§ Data supplied:
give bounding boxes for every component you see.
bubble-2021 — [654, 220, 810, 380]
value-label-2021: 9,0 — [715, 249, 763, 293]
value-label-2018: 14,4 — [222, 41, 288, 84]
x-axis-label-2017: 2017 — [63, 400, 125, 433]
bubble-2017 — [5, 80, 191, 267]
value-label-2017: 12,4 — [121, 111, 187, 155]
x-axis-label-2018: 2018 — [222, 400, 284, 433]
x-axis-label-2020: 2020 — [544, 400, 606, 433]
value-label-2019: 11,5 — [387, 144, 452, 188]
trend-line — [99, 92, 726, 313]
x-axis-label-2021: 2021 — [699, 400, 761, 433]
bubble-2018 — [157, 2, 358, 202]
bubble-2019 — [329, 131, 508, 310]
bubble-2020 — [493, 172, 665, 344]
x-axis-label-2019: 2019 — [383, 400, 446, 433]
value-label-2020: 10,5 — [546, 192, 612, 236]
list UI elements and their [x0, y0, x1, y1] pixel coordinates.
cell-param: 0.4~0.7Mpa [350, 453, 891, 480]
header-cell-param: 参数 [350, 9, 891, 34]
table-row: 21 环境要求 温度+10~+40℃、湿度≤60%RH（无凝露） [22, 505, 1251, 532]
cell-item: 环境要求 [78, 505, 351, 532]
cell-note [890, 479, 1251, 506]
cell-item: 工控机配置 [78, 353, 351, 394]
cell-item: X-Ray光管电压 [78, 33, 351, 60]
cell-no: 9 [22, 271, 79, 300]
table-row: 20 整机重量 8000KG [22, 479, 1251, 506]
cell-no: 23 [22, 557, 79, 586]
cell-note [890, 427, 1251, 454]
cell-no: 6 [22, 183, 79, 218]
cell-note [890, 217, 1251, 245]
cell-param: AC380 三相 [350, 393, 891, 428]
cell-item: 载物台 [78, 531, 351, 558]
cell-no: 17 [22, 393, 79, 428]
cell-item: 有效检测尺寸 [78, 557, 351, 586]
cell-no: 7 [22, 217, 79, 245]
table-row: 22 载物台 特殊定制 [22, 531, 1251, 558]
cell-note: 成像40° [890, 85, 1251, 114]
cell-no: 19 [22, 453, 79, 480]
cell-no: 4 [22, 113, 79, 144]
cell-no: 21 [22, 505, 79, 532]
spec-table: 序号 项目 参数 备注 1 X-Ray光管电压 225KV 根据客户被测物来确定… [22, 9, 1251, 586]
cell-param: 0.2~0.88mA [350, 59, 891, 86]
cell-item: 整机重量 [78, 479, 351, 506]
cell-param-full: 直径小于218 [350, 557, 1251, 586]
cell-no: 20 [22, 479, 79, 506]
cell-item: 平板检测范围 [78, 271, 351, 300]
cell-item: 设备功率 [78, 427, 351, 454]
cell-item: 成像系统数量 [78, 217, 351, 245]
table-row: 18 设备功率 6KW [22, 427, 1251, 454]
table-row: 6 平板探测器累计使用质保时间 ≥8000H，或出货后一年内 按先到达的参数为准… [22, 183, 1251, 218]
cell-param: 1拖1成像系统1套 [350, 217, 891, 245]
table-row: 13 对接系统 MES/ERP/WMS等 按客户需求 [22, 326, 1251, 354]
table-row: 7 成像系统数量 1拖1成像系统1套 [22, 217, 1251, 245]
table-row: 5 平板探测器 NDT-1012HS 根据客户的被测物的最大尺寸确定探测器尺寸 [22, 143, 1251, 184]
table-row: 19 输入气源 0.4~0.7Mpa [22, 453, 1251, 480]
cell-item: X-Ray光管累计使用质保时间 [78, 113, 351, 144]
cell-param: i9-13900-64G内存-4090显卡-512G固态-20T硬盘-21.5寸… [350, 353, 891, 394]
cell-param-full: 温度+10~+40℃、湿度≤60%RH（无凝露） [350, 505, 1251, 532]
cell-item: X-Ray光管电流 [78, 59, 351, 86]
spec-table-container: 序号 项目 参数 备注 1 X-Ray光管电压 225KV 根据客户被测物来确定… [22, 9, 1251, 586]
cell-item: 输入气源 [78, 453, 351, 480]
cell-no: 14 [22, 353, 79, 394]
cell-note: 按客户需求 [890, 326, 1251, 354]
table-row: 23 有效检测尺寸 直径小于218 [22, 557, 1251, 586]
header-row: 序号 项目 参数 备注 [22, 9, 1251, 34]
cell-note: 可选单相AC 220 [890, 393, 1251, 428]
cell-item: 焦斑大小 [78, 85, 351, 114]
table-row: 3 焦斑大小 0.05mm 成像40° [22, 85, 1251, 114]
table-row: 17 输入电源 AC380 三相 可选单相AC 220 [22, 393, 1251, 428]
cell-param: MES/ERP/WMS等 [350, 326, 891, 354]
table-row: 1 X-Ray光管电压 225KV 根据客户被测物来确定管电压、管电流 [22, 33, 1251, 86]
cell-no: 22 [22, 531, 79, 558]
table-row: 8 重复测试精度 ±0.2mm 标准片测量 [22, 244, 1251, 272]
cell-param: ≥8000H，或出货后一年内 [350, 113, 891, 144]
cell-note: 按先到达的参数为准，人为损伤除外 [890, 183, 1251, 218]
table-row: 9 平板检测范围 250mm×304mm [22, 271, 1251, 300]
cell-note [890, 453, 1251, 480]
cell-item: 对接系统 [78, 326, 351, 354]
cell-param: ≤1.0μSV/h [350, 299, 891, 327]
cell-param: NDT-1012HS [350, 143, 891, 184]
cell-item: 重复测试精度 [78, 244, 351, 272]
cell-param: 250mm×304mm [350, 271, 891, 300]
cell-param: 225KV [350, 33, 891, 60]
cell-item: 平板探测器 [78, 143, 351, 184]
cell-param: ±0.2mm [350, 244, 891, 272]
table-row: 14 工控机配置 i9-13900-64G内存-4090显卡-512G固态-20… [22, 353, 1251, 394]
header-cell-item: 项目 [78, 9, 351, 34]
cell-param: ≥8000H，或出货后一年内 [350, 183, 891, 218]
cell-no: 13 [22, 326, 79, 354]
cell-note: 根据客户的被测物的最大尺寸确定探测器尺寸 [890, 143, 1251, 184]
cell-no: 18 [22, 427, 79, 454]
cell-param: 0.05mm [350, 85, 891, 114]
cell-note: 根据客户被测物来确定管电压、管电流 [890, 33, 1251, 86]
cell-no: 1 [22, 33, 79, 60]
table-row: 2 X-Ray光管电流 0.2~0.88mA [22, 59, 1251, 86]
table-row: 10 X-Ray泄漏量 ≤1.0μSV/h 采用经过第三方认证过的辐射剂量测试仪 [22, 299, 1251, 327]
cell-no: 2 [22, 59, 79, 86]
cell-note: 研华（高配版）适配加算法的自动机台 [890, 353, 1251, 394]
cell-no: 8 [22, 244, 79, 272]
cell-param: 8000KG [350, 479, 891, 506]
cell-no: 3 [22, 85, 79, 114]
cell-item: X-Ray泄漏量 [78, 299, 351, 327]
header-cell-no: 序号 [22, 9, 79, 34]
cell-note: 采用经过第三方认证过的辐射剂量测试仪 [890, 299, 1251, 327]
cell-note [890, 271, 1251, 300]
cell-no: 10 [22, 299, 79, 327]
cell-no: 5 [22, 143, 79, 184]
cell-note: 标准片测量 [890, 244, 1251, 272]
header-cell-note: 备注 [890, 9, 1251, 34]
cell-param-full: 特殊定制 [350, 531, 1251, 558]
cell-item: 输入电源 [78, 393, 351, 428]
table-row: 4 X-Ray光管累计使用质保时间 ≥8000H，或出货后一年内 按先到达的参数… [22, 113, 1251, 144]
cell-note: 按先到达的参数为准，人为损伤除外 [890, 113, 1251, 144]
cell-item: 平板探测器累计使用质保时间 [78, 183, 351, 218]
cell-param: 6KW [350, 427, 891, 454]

§ Short exercise:
In all the records above, change every "table-row" to "spec-row" and leave everything else untouched.

§ The solution:
give bounding boxes for every component you see.
bubble-2021 — [654, 220, 810, 380]
value-label-2021: 9,0 — [715, 249, 763, 293]
value-label-2018: 14,4 — [222, 41, 288, 84]
x-axis-label-2017: 2017 — [63, 400, 125, 433]
bubble-2017 — [5, 80, 191, 267]
value-label-2017: 12,4 — [121, 111, 187, 155]
x-axis-label-2018: 2018 — [222, 400, 284, 433]
x-axis-label-2020: 2020 — [544, 400, 606, 433]
value-label-2019: 11,5 — [387, 144, 452, 188]
trend-line — [99, 92, 726, 313]
x-axis-label-2021: 2021 — [699, 400, 761, 433]
bubble-2018 — [157, 2, 358, 202]
bubble-2019 — [329, 131, 508, 310]
bubble-2020 — [493, 172, 665, 344]
x-axis-label-2019: 2019 — [383, 400, 446, 433]
value-label-2020: 10,5 — [546, 192, 612, 236]
list UI elements and their [x0, y0, x1, y1] pixel coordinates.
cell-param: 0.4~0.7Mpa [350, 453, 891, 480]
header-cell-param: 参数 [350, 9, 891, 34]
spec-row: 21 环境要求 温度+10~+40℃、湿度≤60%RH（无凝露） [22, 505, 1251, 532]
cell-item: 环境要求 [78, 505, 351, 532]
cell-note [890, 479, 1251, 506]
cell-item: 工控机配置 [78, 353, 351, 394]
cell-item: X-Ray光管电压 [78, 33, 351, 60]
cell-no: 9 [22, 271, 79, 300]
spec-row: 20 整机重量 8000KG [22, 479, 1251, 506]
cell-no: 23 [22, 557, 79, 586]
cell-note [890, 427, 1251, 454]
cell-no: 6 [22, 183, 79, 218]
cell-note [890, 217, 1251, 245]
cell-param: AC380 三相 [350, 393, 891, 428]
cell-item: 载物台 [78, 531, 351, 558]
cell-no: 17 [22, 393, 79, 428]
cell-item: 有效检测尺寸 [78, 557, 351, 586]
cell-no: 7 [22, 217, 79, 245]
spec-row: 22 载物台 特殊定制 [22, 531, 1251, 558]
cell-note: 成像40° [890, 85, 1251, 114]
cell-no: 19 [22, 453, 79, 480]
cell-no: 4 [22, 113, 79, 144]
cell-no: 21 [22, 505, 79, 532]
spec-table: 序号 项目 参数 备注 1 X-Ray光管电压 225KV 根据客户被测物来确定… [22, 9, 1251, 586]
cell-param: 0.2~0.88mA [350, 59, 891, 86]
cell-item: 整机重量 [78, 479, 351, 506]
cell-param-full: 直径小于218 [350, 557, 1251, 586]
cell-no: 20 [22, 479, 79, 506]
cell-item: 平板检测范围 [78, 271, 351, 300]
cell-item: 设备功率 [78, 427, 351, 454]
cell-item: 成像系统数量 [78, 217, 351, 245]
spec-row: 18 设备功率 6KW [22, 427, 1251, 454]
spec-row: 6 平板探测器累计使用质保时间 ≥8000H，或出货后一年内 按先到达的参数为准… [22, 183, 1251, 218]
cell-param: 1拖1成像系统1套 [350, 217, 891, 245]
spec-row: 13 对接系统 MES/ERP/WMS等 按客户需求 [22, 326, 1251, 354]
spec-row: 7 成像系统数量 1拖1成像系统1套 [22, 217, 1251, 245]
spec-row: 5 平板探测器 NDT-1012HS 根据客户的被测物的最大尺寸确定探测器尺寸 [22, 143, 1251, 184]
spec-row: 19 输入气源 0.4~0.7Mpa [22, 453, 1251, 480]
cell-item: X-Ray光管累计使用质保时间 [78, 113, 351, 144]
cell-param: i9-13900-64G内存-4090显卡-512G固态-20T硬盘-21.5寸… [350, 353, 891, 394]
cell-param-full: 温度+10~+40℃、湿度≤60%RH（无凝露） [350, 505, 1251, 532]
cell-item: X-Ray光管电流 [78, 59, 351, 86]
spec-table-container: 序号 项目 参数 备注 1 X-Ray光管电压 225KV 根据客户被测物来确定… [22, 9, 1251, 586]
cell-item: 输入气源 [78, 453, 351, 480]
cell-no: 14 [22, 353, 79, 394]
cell-note: 按客户需求 [890, 326, 1251, 354]
spec-row: 23 有效检测尺寸 直径小于218 [22, 557, 1251, 586]
header-row: 序号 项目 参数 备注 [22, 9, 1251, 34]
cell-note: 可选单相AC 220 [890, 393, 1251, 428]
cell-item: 焦斑大小 [78, 85, 351, 114]
spec-row: 3 焦斑大小 0.05mm 成像40° [22, 85, 1251, 114]
spec-row: 17 输入电源 AC380 三相 可选单相AC 220 [22, 393, 1251, 428]
cell-param: MES/ERP/WMS等 [350, 326, 891, 354]
spec-row: 1 X-Ray光管电压 225KV 根据客户被测物来确定管电压、管电流 [22, 33, 1251, 86]
cell-no: 22 [22, 531, 79, 558]
spec-row: 8 重复测试精度 ±0.2mm 标准片测量 [22, 244, 1251, 272]
cell-param: ≥8000H，或出货后一年内 [350, 113, 891, 144]
cell-note: 按先到达的参数为准，人为损伤除外 [890, 183, 1251, 218]
spec-row: 9 平板检测范围 250mm×304mm [22, 271, 1251, 300]
cell-note [890, 453, 1251, 480]
cell-item: 对接系统 [78, 326, 351, 354]
cell-param: ≤1.0μSV/h [350, 299, 891, 327]
cell-param: NDT-1012HS [350, 143, 891, 184]
cell-item: 重复测试精度 [78, 244, 351, 272]
cell-param: 250mm×304mm [350, 271, 891, 300]
cell-param: 225KV [350, 33, 891, 60]
cell-item: 平板探测器 [78, 143, 351, 184]
cell-param: ±0.2mm [350, 244, 891, 272]
spec-row: 14 工控机配置 i9-13900-64G内存-4090显卡-512G固态-20… [22, 353, 1251, 394]
header-cell-item: 项目 [78, 9, 351, 34]
cell-param: ≥8000H，或出货后一年内 [350, 183, 891, 218]
cell-no: 13 [22, 326, 79, 354]
cell-note: 根据客户的被测物的最大尺寸确定探测器尺寸 [890, 143, 1251, 184]
cell-no: 18 [22, 427, 79, 454]
cell-param: 0.05mm [350, 85, 891, 114]
cell-note: 根据客户被测物来确定管电压、管电流 [890, 33, 1251, 86]
cell-no: 1 [22, 33, 79, 60]
spec-row: 2 X-Ray光管电流 0.2~0.88mA [22, 59, 1251, 86]
spec-row: 10 X-Ray泄漏量 ≤1.0μSV/h 采用经过第三方认证过的辐射剂量测试仪 [22, 299, 1251, 327]
cell-no: 2 [22, 59, 79, 86]
cell-note: 研华（高配版）适配加算法的自动机台 [890, 353, 1251, 394]
cell-no: 8 [22, 244, 79, 272]
cell-param: 8000KG [350, 479, 891, 506]
cell-no: 3 [22, 85, 79, 114]
cell-item: X-Ray泄漏量 [78, 299, 351, 327]
header-cell-no: 序号 [22, 9, 79, 34]
cell-note: 采用经过第三方认证过的辐射剂量测试仪 [890, 299, 1251, 327]
cell-note [890, 271, 1251, 300]
cell-no: 10 [22, 299, 79, 327]
cell-no: 5 [22, 143, 79, 184]
cell-note: 标准片测量 [890, 244, 1251, 272]
header-cell-note: 备注 [890, 9, 1251, 34]
cell-param-full: 特殊定制 [350, 531, 1251, 558]
cell-item: 输入电源 [78, 393, 351, 428]
spec-row: 4 X-Ray光管累计使用质保时间 ≥8000H，或出货后一年内 按先到达的参数… [22, 113, 1251, 144]
cell-note: 按先到达的参数为准，人为损伤除外 [890, 113, 1251, 144]
cell-item: 平板探测器累计使用质保时间 [78, 183, 351, 218]
cell-param: 6KW [350, 427, 891, 454]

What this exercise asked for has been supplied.